## begin Extracted data

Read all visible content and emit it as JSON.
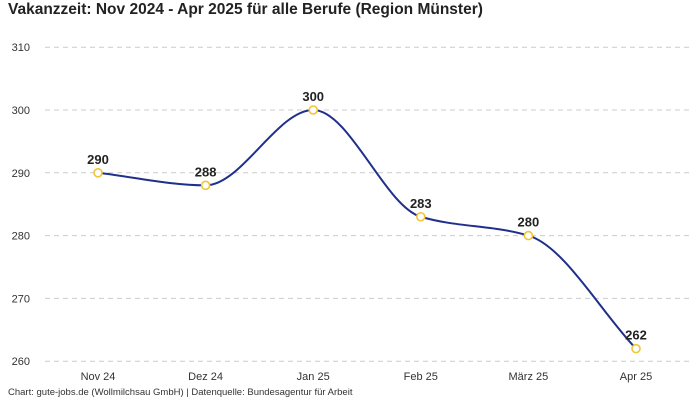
{
  "chart_data": {
    "type": "line",
    "title": "Vakanzzeit: Nov 2024 - Apr 2025 für alle Berufe (Region Münster)",
    "categories": [
      "Nov 24",
      "Dez 24",
      "Jan 25",
      "Feb 25",
      "März 25",
      "Apr 25"
    ],
    "series": [
      {
        "name": "Vakanzzeit",
        "values": [
          290,
          288,
          300,
          283,
          280,
          262
        ]
      }
    ],
    "ylim": [
      258,
      312
    ],
    "yticks": [
      260,
      270,
      280,
      290,
      300,
      310
    ],
    "grid": true,
    "xlabel": "",
    "ylabel": "",
    "colors": {
      "line": "#1f2f8c",
      "marker": "#f2c531",
      "grid": "#cccccc"
    }
  },
  "footer": "Chart: gute-jobs.de (Wollmilchsau GmbH) | Datenquelle: Bundesagentur für Arbeit"
}
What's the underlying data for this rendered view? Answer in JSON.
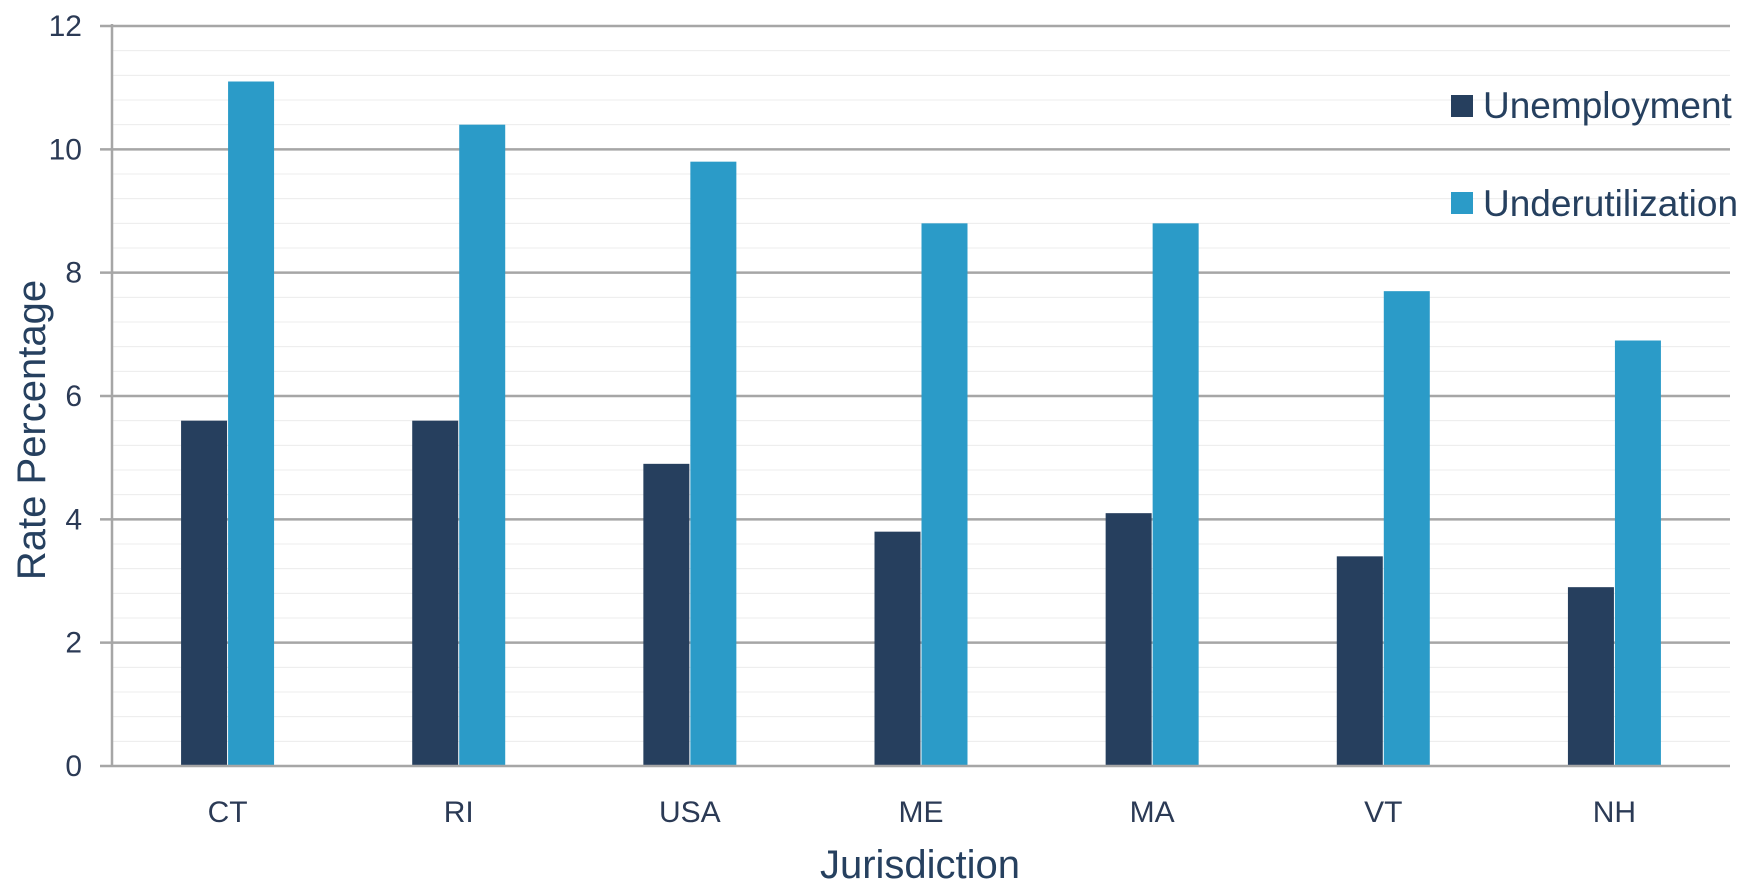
{
  "chart_data": {
    "type": "bar",
    "title": "",
    "xlabel": "Jurisdiction",
    "ylabel": "Rate Percentage",
    "ylim": [
      0,
      12
    ],
    "y_ticks": [
      0,
      2,
      4,
      6,
      8,
      10,
      12
    ],
    "y_tick_labels": [
      "0",
      "2",
      "4",
      "6",
      "8",
      "10",
      "12"
    ],
    "grid": true,
    "legend_position": "top-right",
    "categories": [
      "CT",
      "RI",
      "USA",
      "ME",
      "MA",
      "VT",
      "NH"
    ],
    "series": [
      {
        "name": "Unemployment",
        "color": "#263f5e",
        "values": [
          5.6,
          5.6,
          4.9,
          3.8,
          4.1,
          3.4,
          2.9
        ]
      },
      {
        "name": "Underutilization",
        "color": "#2b9bc8",
        "values": [
          11.1,
          10.4,
          9.8,
          8.8,
          8.8,
          7.7,
          6.9
        ]
      }
    ]
  }
}
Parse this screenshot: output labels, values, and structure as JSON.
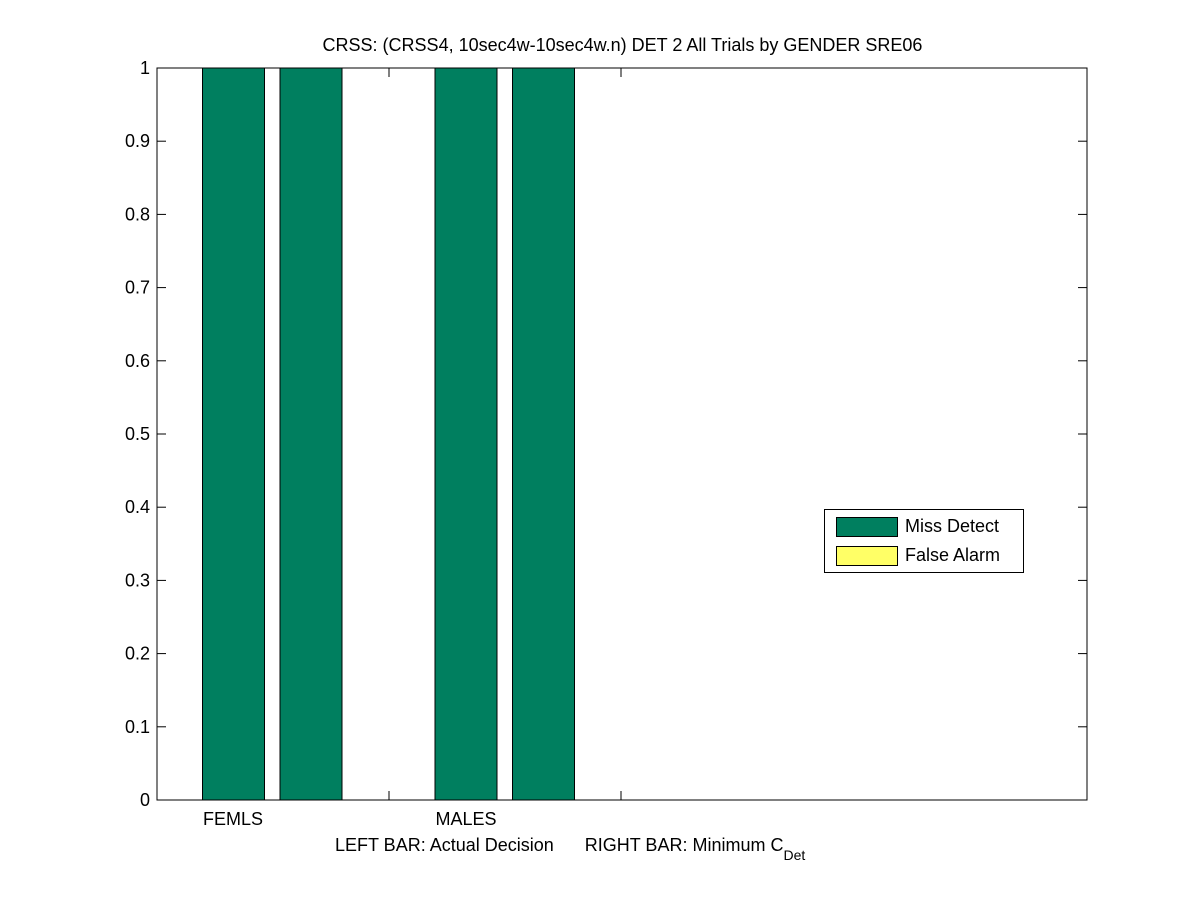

## end Extracted data

§ **Requirement**
Identify which lines contain the word "this" and copy each one.

§ **Answer to the task**
What's the underlying data for this rendered view? Answer in JSON.
Parse this screenshot: output labels, values, and structure as JSON.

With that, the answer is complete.